§ **Instruction**
Write out every record in full, exactly as written, please.

##############################

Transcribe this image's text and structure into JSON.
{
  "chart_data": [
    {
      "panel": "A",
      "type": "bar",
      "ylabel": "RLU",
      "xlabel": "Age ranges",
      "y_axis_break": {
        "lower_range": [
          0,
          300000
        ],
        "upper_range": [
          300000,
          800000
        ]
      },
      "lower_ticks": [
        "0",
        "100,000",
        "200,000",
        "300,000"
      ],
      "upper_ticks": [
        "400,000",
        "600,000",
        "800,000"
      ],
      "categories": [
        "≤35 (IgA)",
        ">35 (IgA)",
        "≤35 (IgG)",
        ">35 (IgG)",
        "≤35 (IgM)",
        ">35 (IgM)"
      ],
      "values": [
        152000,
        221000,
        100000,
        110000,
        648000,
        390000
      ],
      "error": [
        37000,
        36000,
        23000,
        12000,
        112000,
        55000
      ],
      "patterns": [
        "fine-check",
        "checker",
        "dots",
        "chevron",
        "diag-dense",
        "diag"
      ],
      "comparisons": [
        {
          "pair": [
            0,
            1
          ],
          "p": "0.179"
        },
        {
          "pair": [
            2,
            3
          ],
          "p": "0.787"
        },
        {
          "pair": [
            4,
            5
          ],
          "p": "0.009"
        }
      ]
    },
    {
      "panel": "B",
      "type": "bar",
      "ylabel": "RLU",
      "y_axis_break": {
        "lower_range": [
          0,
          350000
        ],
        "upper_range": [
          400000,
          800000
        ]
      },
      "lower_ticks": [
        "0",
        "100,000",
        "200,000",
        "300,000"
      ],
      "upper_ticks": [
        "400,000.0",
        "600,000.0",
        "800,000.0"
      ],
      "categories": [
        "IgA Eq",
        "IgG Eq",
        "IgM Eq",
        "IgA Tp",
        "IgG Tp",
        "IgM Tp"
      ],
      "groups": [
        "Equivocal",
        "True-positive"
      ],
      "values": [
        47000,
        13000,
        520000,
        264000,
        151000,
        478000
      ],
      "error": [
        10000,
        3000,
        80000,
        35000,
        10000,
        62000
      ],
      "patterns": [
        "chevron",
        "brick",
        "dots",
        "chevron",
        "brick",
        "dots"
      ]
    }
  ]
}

##############################

§ **Solution below**
Transcribe this image's text and structure into JSON.
{
  "chart_data": [
    {
      "panel": "A",
      "type": "bar",
      "ylabel": "RLU",
      "xlabel": "Age ranges",
      "y_axis_break": {
        "lower_range": [
          0,
          300000
        ],
        "upper_range": [
          300000,
          800000
        ]
      },
      "lower_ticks": [
        "0",
        "100,000",
        "200,000",
        "300,000"
      ],
      "upper_ticks": [
        "400,000",
        "600,000",
        "800,000"
      ],
      "categories": [
        "≤35 (IgA)",
        ">35 (IgA)",
        "≤35 (IgG)",
        ">35 (IgG)",
        "≤35 (IgM)",
        ">35 (IgM)"
      ],
      "values": [
        152000,
        221000,
        100000,
        110000,
        648000,
        390000
      ],
      "error": [
        37000,
        36000,
        23000,
        12000,
        112000,
        55000
      ],
      "patterns": [
        "fine-check",
        "checker",
        "dots",
        "chevron",
        "diag-dense",
        "diag"
      ],
      "comparisons": [
        {
          "pair": [
            0,
            1
          ],
          "p": "0.179"
        },
        {
          "pair": [
            2,
            3
          ],
          "p": "0.787"
        },
        {
          "pair": [
            4,
            5
          ],
          "p": "0.009"
        }
      ]
    },
    {
      "panel": "B",
      "type": "bar",
      "ylabel": "RLU",
      "y_axis_break": {
        "lower_range": [
          0,
          350000
        ],
        "upper_range": [
          400000,
          800000
        ]
      },
      "lower_ticks": [
        "0",
        "100,000",
        "200,000",
        "300,000"
      ],
      "upper_ticks": [
        "400,000.0",
        "600,000.0",
        "800,000.0"
      ],
      "categories": [
        "IgA Eq",
        "IgG Eq",
        "IgM Eq",
        "IgA Tp",
        "IgG Tp",
        "IgM Tp"
      ],
      "groups": [
        "Equivocal",
        "True-positive"
      ],
      "values": [
        47000,
        13000,
        520000,
        264000,
        151000,
        478000
      ],
      "error": [
        10000,
        3000,
        80000,
        35000,
        10000,
        62000
      ],
      "patterns": [
        "chevron",
        "brick",
        "dots",
        "chevron",
        "brick",
        "dots"
      ]
    }
  ]
}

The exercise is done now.